Analysis 14-02-2014

Has France Become America’s Closest or Most Important Ally?

The state visit by French President Hollande to Washington has raised the question of who is America’s most important ally – Britain or France.  Obama dodged the question during the visit by comparing the relations to the two countries to his affection for his two daughters.  He responded, “They are both gorgeous and wonderful, and I would never choose between them. And that’s how I feel about my outstanding European partners. All of them are wonderful in their own ways.”

The fact is that the relations between America and France have gone through many ups and down since France was the first country to recognize the fledgling nation during the American Revolution,  And, while relations with Britain haven’t always been cordial, they have remained very close as the English and Americans have more shared values (and language) than with France.

Given that history, is it possible that France is headed towards replacing Britain as America’s closest and most important ally, or is this just a more cordial period brought about by politics?

Chances are that the current warm relations represent political expediency for both Hollande and Obama.

Franco-American relations have generally been about political expediency rather than shared values.  France recognized America in 1777 in order to neutralize British influence in North America.  However, that recognition and military support would have never happened if the Americans hadn’t beaten the British at the Battle of Saratoga – thus showing the French that the Americans could actually win and reduce British influence in the New World.

Political expediency rather than gratitude quickly became the common currency in US/French relations.  When France had its revolution and went to war with Britain, the US remained neutral.  They also signed a treaty with Britain at the same time (Jay’s Treaty) in order to remove British troops from America’s Northwest Territory.  This was viewed as a hostile act by France.  This was soon followed by a quasi war between the US and France.

The 237 year history of Franco-American relations is replete with ups and downs.  President Thomas Jefferson (who was a Francophile) had considered war with France to neutralize their control of the Mississippi – only to get an offer by France to sell what was to become the Louisiana Purchase.  France broke off relations with the US over payment of damages to American property during the French Revolution in 1834, but supported the American expansion west in order to offset Britain’s influence.

» **MATERIAL**

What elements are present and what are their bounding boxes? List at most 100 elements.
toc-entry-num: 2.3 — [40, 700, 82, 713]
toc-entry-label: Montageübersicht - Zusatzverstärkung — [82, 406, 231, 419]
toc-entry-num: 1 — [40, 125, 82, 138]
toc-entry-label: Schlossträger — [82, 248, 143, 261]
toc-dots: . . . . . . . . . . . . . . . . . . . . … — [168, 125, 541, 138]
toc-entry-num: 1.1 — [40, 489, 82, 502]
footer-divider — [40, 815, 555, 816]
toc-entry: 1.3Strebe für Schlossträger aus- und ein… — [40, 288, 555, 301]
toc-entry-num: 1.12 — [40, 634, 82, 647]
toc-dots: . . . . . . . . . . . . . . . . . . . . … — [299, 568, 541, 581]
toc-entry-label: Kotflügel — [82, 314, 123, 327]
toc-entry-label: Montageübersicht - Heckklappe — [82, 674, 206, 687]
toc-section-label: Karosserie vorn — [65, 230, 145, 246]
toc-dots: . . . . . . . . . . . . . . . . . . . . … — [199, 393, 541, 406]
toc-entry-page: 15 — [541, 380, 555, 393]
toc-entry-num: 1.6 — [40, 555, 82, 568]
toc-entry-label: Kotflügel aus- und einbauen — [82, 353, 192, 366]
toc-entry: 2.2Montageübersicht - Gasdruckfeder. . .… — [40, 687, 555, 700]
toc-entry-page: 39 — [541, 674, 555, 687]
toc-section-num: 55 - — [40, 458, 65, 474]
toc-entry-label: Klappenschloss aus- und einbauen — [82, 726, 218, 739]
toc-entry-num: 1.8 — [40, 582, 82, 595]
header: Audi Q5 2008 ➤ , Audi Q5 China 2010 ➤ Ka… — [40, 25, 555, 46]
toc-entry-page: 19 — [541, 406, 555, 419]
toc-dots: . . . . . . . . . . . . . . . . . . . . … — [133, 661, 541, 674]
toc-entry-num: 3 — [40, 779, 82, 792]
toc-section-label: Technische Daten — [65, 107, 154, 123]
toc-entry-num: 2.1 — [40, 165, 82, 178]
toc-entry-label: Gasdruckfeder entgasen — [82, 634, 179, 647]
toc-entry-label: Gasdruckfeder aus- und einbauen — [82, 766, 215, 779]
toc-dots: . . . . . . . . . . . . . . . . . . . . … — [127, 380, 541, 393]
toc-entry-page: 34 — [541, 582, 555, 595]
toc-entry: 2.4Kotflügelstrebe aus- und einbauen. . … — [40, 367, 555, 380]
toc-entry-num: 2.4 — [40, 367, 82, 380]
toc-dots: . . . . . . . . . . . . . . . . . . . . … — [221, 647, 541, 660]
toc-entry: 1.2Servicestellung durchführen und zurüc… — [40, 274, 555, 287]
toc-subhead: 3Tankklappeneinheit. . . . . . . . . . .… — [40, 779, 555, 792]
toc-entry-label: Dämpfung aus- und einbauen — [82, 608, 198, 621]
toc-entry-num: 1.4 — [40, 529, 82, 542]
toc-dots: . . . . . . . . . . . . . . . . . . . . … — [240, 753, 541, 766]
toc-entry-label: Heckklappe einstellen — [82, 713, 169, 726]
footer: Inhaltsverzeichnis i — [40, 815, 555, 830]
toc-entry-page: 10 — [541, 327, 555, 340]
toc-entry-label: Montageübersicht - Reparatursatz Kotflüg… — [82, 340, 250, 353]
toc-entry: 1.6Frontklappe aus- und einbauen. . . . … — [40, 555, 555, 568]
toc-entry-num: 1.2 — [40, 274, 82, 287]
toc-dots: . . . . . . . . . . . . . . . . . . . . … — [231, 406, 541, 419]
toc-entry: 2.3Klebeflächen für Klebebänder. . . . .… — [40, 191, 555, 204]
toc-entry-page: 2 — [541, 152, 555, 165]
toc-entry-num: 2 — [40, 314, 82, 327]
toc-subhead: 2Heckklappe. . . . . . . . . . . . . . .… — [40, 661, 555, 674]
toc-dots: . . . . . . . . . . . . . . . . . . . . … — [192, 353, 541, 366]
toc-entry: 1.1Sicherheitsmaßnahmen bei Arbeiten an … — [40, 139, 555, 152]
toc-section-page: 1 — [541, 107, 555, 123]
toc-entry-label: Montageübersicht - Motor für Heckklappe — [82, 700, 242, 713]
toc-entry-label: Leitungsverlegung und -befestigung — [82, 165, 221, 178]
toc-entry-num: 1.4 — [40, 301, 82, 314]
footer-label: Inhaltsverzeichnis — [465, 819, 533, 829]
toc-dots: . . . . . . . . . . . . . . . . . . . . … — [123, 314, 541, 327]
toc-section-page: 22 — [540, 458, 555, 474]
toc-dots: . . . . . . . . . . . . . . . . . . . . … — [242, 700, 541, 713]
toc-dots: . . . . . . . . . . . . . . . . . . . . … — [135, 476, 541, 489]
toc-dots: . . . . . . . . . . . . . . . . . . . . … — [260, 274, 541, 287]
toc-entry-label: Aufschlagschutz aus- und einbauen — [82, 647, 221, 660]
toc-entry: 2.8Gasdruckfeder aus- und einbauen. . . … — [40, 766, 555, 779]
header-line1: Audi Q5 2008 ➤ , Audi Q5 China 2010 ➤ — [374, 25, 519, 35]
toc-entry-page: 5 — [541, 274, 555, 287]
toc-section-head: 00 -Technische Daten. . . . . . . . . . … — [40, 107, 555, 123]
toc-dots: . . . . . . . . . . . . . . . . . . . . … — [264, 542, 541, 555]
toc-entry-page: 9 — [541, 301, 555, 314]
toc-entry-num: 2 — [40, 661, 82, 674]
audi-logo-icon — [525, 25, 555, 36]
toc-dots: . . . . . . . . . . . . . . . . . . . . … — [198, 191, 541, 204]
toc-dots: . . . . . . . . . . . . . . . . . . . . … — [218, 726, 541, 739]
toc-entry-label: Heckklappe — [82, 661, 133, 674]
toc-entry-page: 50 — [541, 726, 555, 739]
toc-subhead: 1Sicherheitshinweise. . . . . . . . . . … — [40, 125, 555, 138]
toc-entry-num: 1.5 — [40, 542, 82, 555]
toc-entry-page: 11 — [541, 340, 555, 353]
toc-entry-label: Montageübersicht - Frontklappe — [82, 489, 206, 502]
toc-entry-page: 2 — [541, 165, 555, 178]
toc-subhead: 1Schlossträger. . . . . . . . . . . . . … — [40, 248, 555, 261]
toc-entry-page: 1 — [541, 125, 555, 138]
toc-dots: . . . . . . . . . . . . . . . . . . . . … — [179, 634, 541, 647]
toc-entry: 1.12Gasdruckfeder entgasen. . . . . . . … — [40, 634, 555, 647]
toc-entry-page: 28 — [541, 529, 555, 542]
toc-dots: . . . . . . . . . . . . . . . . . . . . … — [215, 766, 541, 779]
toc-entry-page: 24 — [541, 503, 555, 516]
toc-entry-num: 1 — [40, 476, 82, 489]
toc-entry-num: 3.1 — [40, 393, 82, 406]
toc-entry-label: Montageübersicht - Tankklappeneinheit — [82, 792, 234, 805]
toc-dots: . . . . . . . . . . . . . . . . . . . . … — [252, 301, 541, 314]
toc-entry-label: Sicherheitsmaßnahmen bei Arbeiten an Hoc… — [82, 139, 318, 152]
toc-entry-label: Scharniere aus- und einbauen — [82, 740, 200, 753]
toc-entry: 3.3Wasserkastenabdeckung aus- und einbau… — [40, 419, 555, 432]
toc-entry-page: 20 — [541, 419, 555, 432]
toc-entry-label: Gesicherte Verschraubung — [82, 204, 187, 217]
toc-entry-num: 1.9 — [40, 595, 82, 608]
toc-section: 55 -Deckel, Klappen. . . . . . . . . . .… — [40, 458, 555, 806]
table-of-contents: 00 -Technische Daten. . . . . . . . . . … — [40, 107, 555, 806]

» **WHAT YOU NEED TO DO**
Carry on the article about Franco-American relations, starting right after its last sentence, which ends "in order to offset Britain's influence."

» **IN RESPONSE**
The 20th Century saw serious disagreements between the two nations on German reparations after WW I.  While the US lent money to Germany, they demanded repayment of the war loans made to France.  And, although France joined NATO, the two countries disagreed frequently on many issues ranging from colonialism to Vietnam.  This seesaw has continued in the 21st Century as there was considerable disagreement on the War on Terror.

This most recent warming of relations appears to be a continuation of the past behavior.  America needs France’s help in the Middle East.  Then there is the political consideration of two presidents desperately in need of improving their political fortunes at home.

From the French President’s perspective, Hollande’s approval rating is at a historic low and the prestige of a state visit to the US is the type of event to boost his approval.  French unemployment has reached a record high with 3.3 million Frenchmen out of work.  Foreign investment in France declined by 77% in 2013.  And, although much of the glamour of Obama has rubbed off in the last five years, being seen with the US president and having the president praise him can only help him with disgruntled Frenchmen.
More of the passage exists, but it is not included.